TASK DESCRIPTION: Say how many lines include "está", with no words around the number.

DATA ENTRIES:
** Begin **

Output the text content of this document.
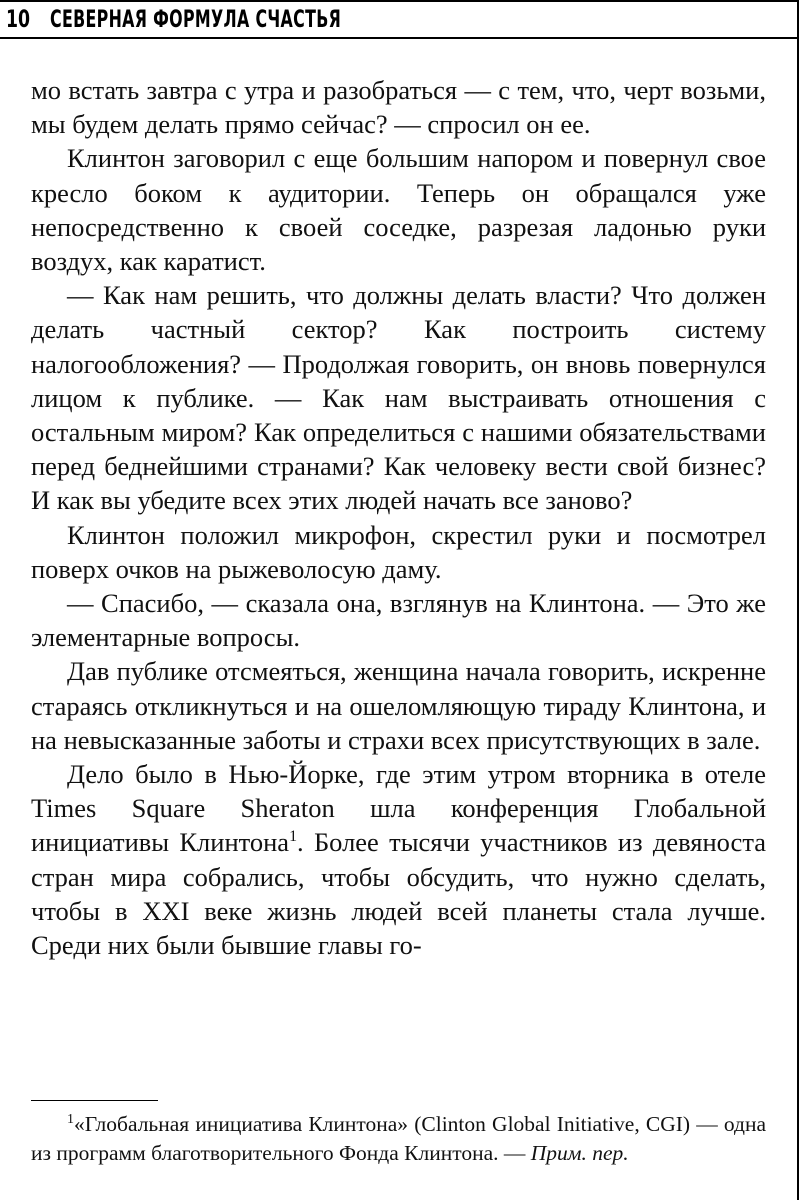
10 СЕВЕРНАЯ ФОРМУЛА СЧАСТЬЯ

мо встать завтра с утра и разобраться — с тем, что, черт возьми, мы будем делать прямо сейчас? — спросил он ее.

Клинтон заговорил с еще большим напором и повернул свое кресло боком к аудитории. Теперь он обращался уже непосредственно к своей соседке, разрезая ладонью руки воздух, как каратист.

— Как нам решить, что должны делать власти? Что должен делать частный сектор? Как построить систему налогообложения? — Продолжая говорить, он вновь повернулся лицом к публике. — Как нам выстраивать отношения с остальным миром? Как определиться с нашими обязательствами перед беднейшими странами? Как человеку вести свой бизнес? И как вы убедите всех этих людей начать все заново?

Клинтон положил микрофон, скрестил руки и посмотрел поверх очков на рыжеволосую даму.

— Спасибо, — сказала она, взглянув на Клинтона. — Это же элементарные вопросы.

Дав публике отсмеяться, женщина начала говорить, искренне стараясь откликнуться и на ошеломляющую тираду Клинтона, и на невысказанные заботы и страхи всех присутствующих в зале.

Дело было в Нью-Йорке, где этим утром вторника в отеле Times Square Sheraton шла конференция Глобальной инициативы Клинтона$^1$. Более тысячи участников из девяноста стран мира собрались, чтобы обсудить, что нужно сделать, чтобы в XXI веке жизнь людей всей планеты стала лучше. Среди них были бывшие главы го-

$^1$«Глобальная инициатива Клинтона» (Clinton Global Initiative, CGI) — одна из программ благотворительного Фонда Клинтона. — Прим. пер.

** End **
** Begin **

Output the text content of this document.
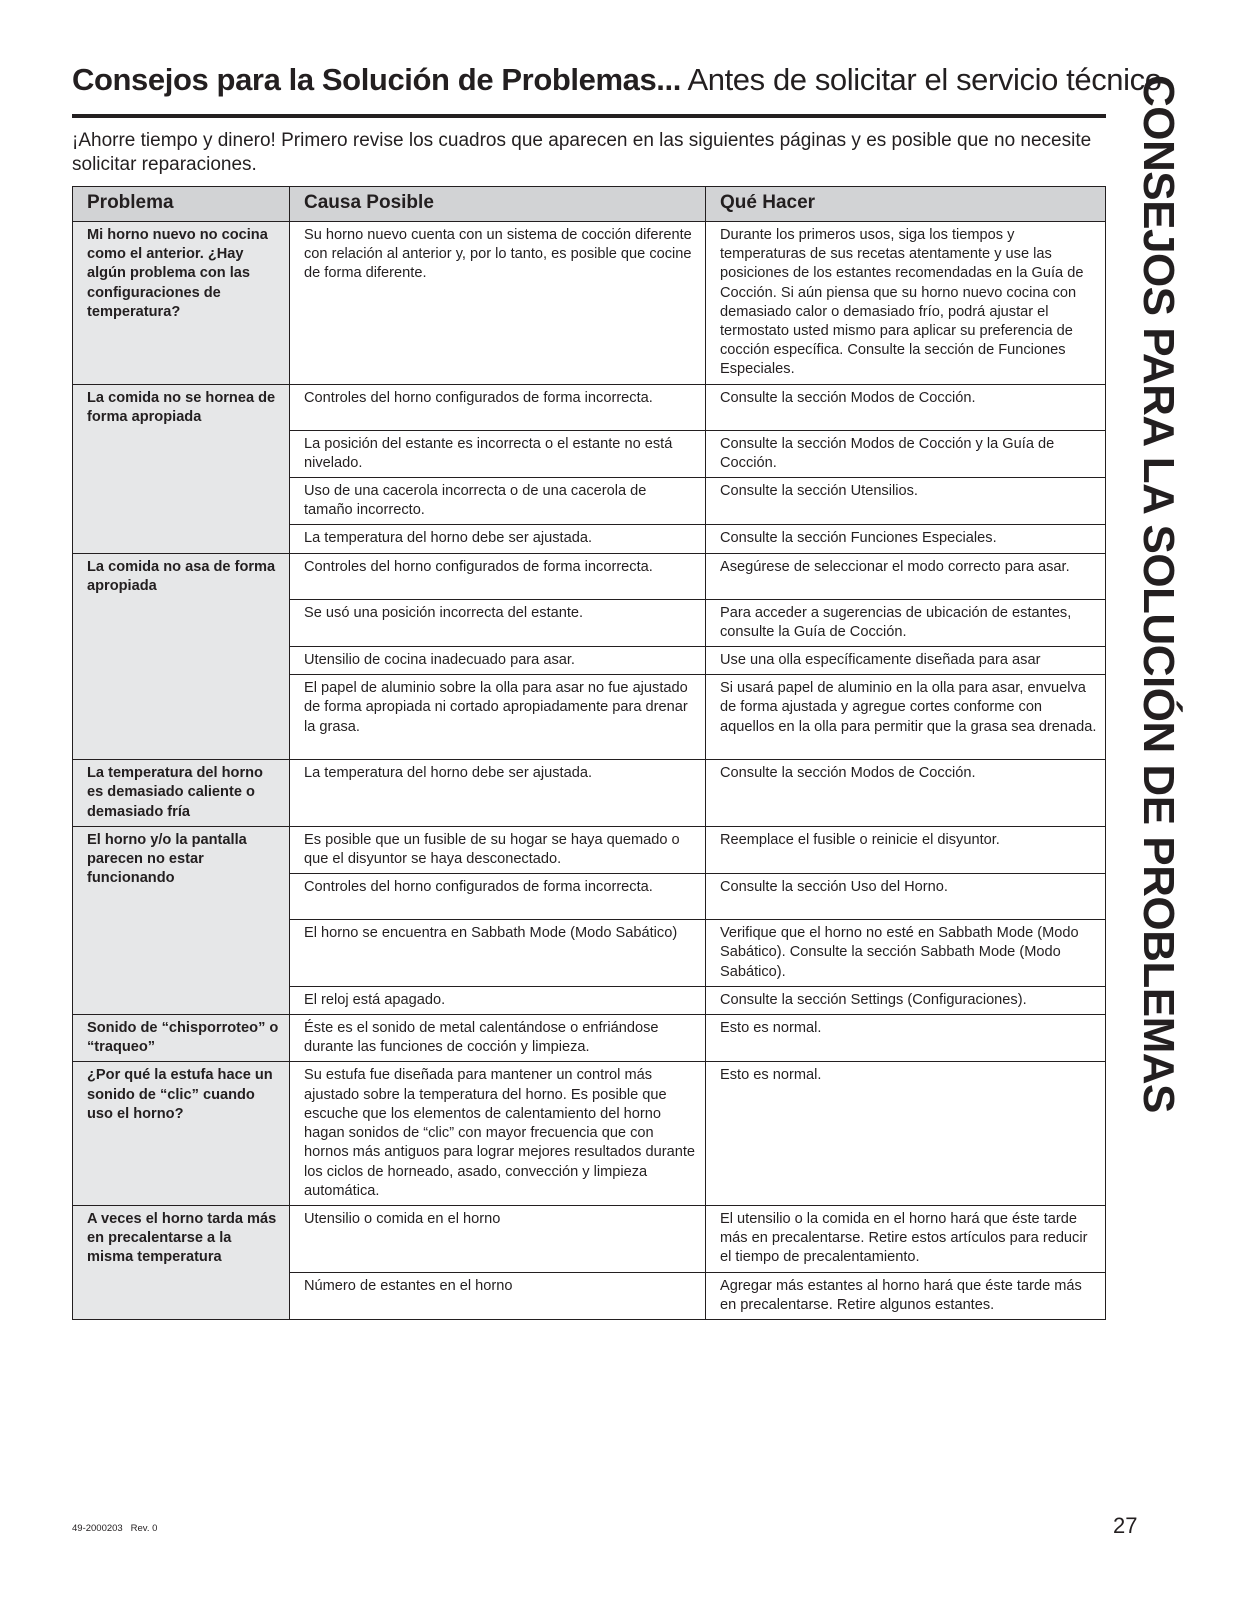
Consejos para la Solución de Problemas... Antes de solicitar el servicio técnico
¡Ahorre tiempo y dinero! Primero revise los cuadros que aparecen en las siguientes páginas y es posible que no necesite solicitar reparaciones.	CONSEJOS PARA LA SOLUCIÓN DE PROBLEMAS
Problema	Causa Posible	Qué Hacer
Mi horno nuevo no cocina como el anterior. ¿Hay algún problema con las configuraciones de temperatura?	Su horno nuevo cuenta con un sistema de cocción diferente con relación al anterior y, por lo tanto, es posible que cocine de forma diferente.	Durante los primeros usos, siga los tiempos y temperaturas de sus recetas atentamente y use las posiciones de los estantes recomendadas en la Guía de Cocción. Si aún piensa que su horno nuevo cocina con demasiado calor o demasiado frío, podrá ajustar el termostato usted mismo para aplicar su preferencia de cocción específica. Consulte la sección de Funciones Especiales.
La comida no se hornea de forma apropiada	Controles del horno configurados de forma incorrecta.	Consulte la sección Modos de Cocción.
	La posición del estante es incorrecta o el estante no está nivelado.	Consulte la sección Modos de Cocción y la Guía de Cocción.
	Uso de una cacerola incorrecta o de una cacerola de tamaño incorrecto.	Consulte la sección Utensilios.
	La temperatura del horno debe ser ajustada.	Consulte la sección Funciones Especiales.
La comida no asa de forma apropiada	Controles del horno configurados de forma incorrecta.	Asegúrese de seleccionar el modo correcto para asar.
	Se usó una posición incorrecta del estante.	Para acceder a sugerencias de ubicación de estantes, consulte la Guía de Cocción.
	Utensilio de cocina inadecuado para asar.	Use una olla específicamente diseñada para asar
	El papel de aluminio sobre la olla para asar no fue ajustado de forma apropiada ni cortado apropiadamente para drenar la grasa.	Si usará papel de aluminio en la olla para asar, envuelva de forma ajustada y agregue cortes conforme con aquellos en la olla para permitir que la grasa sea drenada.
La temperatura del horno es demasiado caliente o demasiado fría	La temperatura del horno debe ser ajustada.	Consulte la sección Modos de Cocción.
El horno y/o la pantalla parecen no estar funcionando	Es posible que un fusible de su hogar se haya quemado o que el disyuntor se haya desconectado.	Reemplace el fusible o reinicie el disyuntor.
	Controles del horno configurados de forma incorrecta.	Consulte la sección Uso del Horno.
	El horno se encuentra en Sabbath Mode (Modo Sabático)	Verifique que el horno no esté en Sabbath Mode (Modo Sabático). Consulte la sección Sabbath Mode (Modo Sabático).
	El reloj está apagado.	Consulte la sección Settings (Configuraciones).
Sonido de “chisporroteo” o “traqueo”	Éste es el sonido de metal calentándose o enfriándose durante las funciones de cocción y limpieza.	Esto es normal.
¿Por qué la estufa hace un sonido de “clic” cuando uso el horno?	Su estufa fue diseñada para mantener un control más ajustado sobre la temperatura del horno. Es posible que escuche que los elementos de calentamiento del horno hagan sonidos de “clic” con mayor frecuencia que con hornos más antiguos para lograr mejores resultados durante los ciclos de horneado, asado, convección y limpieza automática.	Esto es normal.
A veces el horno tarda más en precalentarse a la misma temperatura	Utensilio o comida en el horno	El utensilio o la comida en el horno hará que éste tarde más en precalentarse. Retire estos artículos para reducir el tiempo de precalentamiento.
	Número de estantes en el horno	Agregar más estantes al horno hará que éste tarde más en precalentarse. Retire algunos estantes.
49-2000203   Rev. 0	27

** End **

COMPLETED TASK: 2